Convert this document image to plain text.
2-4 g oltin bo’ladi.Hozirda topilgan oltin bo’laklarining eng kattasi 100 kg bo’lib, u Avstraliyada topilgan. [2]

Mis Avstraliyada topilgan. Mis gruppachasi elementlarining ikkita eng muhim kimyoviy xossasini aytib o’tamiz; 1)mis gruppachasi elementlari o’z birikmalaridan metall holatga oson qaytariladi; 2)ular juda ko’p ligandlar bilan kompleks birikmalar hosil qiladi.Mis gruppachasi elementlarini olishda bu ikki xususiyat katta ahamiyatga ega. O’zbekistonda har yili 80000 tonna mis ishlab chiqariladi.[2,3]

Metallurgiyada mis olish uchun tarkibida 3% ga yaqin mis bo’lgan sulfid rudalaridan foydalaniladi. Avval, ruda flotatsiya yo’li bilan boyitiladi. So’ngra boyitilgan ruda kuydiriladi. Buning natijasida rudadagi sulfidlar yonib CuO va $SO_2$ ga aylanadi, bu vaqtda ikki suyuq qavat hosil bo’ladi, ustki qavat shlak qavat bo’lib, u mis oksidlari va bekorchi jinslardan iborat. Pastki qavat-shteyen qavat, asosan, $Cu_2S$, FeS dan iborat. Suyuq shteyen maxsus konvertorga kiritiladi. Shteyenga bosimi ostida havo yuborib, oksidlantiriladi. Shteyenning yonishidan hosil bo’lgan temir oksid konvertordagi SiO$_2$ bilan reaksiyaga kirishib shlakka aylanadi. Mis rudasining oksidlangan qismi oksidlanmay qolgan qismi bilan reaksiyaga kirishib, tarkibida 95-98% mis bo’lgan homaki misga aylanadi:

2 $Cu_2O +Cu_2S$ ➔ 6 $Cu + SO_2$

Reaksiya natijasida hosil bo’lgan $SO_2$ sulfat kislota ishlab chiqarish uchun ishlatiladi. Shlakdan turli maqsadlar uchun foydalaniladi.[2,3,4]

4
++++++++
__AIM__
Give only the number of lines in the entries above that hold the string "foydalaniladi".

__THE ANSWER__
2